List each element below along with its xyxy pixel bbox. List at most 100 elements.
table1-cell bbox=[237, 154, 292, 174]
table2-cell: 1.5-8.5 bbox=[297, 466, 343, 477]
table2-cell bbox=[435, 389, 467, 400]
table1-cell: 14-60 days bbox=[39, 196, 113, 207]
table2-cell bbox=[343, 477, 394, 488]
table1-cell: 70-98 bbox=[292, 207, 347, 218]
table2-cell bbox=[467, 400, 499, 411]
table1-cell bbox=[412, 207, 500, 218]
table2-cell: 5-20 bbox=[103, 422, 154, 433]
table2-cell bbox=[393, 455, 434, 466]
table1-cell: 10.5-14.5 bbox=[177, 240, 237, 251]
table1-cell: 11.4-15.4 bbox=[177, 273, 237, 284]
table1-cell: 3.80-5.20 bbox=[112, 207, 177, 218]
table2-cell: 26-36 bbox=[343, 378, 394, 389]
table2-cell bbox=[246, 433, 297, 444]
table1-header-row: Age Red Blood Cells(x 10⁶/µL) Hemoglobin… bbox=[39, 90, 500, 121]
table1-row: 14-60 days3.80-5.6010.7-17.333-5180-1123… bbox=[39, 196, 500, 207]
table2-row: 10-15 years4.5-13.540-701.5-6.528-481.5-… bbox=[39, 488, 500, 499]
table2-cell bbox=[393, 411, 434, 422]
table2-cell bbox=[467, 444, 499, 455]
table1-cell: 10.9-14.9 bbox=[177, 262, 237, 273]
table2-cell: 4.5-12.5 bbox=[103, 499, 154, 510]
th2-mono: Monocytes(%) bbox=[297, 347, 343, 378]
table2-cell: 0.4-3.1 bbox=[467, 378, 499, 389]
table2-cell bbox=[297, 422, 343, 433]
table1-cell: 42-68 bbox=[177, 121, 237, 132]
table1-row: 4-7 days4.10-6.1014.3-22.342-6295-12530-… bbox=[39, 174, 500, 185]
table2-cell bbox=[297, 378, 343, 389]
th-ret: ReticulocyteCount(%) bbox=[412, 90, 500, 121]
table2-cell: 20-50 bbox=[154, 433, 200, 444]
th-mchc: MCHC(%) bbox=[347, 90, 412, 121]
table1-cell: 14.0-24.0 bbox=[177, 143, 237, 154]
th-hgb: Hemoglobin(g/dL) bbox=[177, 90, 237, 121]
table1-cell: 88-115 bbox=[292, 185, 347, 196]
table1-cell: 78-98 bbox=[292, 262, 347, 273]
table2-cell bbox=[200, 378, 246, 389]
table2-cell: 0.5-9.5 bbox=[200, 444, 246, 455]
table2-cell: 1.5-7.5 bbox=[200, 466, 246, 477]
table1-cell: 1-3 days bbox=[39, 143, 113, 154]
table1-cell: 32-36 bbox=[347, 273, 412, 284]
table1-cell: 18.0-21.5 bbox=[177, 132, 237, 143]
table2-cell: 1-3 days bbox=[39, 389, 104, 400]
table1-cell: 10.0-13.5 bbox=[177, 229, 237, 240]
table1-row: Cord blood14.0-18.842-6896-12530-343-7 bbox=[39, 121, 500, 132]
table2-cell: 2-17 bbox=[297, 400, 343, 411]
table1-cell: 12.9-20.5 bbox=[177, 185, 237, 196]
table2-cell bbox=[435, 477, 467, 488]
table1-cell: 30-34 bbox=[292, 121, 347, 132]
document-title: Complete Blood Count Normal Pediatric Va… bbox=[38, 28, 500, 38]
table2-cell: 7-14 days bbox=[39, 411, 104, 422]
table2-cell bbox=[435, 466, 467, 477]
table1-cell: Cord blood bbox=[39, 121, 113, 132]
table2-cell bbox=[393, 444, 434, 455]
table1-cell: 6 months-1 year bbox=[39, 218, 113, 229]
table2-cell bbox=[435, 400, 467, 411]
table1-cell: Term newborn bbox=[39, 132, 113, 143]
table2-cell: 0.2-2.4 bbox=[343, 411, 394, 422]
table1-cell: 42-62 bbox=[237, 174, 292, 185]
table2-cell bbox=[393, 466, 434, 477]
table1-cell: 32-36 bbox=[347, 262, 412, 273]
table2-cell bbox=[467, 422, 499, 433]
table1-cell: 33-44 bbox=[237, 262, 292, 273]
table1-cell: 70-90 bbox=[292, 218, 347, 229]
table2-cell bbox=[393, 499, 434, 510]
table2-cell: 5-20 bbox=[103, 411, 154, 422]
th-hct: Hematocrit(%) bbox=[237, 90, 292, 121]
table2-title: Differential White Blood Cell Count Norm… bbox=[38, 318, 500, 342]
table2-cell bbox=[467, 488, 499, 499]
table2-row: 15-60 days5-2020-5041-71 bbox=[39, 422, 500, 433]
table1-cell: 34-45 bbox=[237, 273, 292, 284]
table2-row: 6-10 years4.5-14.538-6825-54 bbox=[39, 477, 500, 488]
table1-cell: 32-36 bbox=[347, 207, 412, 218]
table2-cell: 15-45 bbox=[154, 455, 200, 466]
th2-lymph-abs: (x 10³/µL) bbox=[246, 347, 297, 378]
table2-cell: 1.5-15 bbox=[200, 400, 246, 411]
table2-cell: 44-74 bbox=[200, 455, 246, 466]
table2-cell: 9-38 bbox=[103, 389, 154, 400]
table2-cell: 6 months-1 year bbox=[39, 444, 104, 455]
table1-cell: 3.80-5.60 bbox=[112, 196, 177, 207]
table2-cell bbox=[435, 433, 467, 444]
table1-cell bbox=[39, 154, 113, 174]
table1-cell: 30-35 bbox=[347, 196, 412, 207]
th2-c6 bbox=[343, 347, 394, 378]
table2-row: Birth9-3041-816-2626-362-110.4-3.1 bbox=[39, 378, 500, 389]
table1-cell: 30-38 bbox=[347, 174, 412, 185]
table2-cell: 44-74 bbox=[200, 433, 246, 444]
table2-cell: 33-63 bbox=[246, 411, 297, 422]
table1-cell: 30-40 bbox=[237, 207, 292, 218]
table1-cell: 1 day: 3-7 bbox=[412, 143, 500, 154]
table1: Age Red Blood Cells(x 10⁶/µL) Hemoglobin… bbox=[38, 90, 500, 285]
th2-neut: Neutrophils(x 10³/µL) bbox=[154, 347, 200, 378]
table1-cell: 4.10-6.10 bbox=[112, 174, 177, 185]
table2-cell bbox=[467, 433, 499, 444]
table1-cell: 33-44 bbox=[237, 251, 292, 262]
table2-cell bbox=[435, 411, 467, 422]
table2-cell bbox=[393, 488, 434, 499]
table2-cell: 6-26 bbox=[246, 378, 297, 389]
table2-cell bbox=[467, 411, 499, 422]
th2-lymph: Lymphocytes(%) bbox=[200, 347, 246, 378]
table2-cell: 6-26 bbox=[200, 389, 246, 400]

——————

Work through the entries, filtering for the string "Cord", and copy each line that holds it.

> [SOLUTION]:
table1-row: Cord blood14.0-18.842-6896-12530-343-7 bbox=[39, 121, 500, 132]
table1-cell: Cord blood bbox=[39, 121, 113, 132]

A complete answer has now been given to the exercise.